EXERCISE :: From the entries provided below, copy each line that contains the word "Nyvik".

RECORDS FOR THIS EXERCISE ::
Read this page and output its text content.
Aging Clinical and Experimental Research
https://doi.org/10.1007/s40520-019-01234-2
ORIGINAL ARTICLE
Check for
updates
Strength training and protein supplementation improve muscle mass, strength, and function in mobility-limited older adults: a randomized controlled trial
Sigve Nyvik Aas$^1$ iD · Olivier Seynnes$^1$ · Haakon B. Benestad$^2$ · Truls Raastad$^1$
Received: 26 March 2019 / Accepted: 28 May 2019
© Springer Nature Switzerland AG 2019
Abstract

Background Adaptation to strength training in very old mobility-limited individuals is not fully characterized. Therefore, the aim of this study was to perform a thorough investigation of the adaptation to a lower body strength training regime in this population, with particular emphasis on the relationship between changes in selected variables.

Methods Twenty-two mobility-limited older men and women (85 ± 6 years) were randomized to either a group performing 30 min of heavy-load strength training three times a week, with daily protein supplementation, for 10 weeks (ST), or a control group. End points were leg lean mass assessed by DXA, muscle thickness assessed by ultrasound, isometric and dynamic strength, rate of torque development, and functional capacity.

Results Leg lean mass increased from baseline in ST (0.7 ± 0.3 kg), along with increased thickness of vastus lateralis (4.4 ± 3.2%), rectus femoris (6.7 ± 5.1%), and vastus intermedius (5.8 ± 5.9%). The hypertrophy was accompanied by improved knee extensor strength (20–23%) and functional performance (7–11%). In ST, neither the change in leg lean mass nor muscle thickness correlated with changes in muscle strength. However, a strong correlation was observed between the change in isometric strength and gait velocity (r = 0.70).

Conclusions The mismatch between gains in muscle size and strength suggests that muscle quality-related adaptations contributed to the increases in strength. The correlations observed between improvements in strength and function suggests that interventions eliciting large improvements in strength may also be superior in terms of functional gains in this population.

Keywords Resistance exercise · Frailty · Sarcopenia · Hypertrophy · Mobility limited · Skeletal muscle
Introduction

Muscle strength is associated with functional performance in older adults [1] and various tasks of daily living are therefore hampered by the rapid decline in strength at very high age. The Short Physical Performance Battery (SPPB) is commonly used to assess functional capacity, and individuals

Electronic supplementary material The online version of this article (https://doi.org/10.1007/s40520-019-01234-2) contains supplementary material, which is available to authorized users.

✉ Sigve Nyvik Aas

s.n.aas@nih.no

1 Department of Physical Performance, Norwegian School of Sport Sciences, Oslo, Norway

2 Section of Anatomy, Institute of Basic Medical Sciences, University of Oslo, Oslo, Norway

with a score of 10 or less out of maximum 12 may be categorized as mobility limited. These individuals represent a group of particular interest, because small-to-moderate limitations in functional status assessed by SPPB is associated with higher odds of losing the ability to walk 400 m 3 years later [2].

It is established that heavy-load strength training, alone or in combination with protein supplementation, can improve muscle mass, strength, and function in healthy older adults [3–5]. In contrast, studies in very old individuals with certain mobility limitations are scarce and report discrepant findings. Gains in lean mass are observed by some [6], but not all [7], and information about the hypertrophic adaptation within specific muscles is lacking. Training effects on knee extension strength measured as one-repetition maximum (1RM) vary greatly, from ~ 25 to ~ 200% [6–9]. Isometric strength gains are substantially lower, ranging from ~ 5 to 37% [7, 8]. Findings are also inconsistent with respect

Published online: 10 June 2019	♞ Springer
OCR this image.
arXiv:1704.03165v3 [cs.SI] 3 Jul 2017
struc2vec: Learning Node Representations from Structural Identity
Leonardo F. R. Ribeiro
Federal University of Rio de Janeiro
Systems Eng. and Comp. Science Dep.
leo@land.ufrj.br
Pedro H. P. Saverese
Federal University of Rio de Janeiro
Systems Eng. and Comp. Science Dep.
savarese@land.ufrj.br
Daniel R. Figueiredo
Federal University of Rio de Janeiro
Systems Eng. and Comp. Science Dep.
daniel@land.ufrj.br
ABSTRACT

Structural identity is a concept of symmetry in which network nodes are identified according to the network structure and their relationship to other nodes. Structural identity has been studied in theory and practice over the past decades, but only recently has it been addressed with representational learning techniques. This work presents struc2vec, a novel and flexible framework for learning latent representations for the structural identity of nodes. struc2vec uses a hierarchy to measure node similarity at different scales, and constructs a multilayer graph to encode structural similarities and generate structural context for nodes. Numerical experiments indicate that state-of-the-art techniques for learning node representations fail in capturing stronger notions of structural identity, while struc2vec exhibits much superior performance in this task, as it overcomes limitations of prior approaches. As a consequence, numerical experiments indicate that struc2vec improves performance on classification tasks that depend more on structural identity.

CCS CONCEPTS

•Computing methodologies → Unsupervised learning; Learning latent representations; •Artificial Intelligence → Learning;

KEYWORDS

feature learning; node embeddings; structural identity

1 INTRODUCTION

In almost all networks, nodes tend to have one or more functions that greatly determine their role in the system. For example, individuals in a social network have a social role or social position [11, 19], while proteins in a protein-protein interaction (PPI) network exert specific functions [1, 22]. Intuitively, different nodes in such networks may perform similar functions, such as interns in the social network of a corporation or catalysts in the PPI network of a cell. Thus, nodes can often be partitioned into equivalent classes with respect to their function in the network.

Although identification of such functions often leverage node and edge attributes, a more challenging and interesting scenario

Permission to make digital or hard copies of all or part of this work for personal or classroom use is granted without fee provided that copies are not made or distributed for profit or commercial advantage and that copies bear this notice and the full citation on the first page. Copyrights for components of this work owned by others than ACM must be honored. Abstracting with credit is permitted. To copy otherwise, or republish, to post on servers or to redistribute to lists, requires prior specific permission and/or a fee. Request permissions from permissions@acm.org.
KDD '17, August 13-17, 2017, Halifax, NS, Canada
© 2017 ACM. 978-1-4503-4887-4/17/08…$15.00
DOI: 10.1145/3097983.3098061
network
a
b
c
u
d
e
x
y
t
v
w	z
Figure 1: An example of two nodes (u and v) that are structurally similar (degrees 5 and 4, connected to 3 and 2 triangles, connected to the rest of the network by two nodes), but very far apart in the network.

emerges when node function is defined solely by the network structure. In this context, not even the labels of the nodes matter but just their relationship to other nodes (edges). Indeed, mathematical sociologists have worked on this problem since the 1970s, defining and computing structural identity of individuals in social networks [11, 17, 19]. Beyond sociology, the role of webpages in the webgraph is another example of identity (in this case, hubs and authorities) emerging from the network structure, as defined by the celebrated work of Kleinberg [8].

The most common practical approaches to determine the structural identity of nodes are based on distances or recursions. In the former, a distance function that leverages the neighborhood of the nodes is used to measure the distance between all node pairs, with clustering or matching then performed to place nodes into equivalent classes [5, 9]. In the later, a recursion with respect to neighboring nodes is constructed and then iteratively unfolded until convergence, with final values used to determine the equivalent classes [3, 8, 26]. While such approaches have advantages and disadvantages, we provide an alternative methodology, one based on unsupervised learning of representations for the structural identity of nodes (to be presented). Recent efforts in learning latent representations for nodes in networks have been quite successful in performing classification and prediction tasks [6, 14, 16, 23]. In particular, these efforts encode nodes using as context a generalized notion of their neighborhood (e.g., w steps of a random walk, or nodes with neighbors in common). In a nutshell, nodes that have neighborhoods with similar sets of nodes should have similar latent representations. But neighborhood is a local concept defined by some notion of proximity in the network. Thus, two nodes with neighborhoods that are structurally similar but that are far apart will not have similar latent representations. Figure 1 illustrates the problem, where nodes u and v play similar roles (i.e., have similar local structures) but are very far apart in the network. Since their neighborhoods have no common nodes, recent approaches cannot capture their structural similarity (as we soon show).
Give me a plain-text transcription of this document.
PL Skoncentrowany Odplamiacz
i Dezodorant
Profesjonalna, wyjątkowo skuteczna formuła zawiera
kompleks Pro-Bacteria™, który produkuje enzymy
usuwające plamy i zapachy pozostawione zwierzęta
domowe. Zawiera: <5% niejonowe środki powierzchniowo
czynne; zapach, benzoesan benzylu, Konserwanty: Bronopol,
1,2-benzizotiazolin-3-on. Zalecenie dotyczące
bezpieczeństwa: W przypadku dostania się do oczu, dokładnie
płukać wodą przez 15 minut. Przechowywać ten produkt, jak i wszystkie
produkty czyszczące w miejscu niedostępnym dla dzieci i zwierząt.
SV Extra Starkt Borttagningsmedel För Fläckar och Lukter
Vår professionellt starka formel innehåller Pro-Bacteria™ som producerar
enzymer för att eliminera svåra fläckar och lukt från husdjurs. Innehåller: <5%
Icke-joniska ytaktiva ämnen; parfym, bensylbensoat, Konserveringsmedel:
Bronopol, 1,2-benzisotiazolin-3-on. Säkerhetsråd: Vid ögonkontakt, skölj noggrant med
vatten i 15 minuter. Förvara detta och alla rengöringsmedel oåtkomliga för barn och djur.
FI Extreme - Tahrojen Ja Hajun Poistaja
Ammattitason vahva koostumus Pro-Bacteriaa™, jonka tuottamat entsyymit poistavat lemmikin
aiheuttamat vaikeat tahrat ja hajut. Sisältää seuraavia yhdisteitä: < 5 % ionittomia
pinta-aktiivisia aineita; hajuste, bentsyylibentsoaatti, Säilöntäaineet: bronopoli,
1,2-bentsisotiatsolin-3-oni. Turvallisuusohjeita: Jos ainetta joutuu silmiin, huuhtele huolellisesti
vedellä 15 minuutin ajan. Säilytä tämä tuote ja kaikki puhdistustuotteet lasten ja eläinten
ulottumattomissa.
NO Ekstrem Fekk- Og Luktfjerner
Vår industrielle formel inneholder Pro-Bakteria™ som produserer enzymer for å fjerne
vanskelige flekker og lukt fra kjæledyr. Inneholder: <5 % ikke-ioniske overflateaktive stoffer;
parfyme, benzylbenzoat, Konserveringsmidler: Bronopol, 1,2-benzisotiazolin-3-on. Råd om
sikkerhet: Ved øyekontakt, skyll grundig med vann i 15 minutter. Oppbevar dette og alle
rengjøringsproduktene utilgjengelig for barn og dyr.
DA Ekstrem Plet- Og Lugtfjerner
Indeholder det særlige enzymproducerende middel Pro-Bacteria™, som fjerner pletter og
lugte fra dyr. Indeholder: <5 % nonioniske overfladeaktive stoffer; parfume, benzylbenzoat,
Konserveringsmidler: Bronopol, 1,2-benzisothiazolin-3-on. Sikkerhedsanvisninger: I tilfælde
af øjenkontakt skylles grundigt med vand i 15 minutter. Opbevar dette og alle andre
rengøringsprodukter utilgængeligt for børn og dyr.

RESPONSE FOR THIS EXERCISE ::
Sigve Nyvik Aas$^1$ iD · Olivier Seynnes$^1$ · Haakon B. Benestad$^2$ · Truls Raastad$^1$
✉ Sigve Nyvik Aas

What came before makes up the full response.